Exercise aim ▸
Each record below is to be reproduced without any change.

..........

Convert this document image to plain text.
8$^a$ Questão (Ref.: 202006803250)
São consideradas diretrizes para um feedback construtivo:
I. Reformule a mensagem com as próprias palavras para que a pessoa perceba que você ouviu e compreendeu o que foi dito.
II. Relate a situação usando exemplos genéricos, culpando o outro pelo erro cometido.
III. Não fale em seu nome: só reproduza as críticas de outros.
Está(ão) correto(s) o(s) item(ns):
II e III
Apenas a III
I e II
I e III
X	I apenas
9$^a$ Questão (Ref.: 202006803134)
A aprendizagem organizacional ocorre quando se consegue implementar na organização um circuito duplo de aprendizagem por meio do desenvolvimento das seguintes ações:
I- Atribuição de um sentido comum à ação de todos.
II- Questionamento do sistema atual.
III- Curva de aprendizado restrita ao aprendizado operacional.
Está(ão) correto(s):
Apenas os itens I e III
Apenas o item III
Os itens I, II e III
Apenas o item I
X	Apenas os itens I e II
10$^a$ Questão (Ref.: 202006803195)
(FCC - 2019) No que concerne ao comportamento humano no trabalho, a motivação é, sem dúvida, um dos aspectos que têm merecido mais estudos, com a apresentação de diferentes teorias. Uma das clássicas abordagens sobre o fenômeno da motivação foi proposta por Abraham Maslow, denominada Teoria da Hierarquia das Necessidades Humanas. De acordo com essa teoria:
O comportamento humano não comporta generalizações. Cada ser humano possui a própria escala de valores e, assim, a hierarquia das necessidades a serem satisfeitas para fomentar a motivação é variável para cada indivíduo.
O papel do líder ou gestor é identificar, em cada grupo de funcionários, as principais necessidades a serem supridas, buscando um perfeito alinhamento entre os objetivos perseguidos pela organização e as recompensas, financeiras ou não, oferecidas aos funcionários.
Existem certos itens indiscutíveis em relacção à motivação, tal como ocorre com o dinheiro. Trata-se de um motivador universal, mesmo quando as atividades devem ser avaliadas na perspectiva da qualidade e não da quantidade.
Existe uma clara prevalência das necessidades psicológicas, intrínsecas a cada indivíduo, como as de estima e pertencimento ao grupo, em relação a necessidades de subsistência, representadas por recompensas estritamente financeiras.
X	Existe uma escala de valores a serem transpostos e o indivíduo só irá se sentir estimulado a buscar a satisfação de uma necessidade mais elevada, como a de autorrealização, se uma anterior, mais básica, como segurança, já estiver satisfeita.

..........

Complete output ▸
Convert this document image to plain text.
8$^a$ Questão (Ref.: 202006803250)
São consideradas diretrizes para um feedback construtivo:
I. Reformule a mensagem com as próprias palavras para que a pessoa perceba que você ouviu e compreendeu o que foi dito.
II. Relate a situação usando exemplos genéricos, culpando o outro pelo erro cometido.
III. Não fale em seu nome: só reproduza as críticas de outros.
Está(ão) correto(s) o(s) item(ns):
II e III
Apenas a III
I e II
I e III
X	I apenas
9$^a$ Questão (Ref.: 202006803134)
A aprendizagem organizacional ocorre quando se consegue implementar na organização um circuito duplo de aprendizagem por meio do desenvolvimento das seguintes ações:
I- Atribuição de um sentido comum à ação de todos.
II- Questionamento do sistema atual.
III- Curva de aprendizado restrita ao aprendizado operacional.
Está(ão) correto(s):
Apenas os itens I e III
Apenas o item III
Os itens I, II e III
Apenas o item I
X	Apenas os itens I e II
10$^a$ Questão (Ref.: 202006803195)
(FCC - 2019) No que concerne ao comportamento humano no trabalho, a motivação é, sem dúvida, um dos aspectos que têm merecido mais estudos, com a apresentação de diferentes teorias. Uma das clássicas abordagens sobre o fenômeno da motivação foi proposta por Abraham Maslow, denominada Teoria da Hierarquia das Necessidades Humanas. De acordo com essa teoria:
O comportamento humano não comporta generalizações. Cada ser humano possui a própria escala de valores e, assim, a hierarquia das necessidades a serem satisfeitas para fomentar a motivação é variável para cada indivíduo.
O papel do líder ou gestor é identificar, em cada grupo de funcionários, as principais necessidades a serem supridas, buscando um perfeito alinhamento entre os objetivos perseguidos pela organização e as recompensas, financeiras ou não, oferecidas aos funcionários.
Existem certos itens indiscutíveis em relacção à motivação, tal como ocorre com o dinheiro. Trata-se de um motivador universal, mesmo quando as atividades devem ser avaliadas na perspectiva da qualidade e não da quantidade.
Existe uma clara prevalência das necessidades psicológicas, intrínsecas a cada indivíduo, como as de estima e pertencimento ao grupo, em relação a necessidades de subsistência, representadas por recompensas estritamente financeiras.
X	Existe uma escala de valores a serem transpostos e o indivíduo só irá se sentir estimulado a buscar a satisfação de uma necessidade mais elevada, como a de autorrealização, se uma anterior, mais básica, como segurança, já estiver satisfeita.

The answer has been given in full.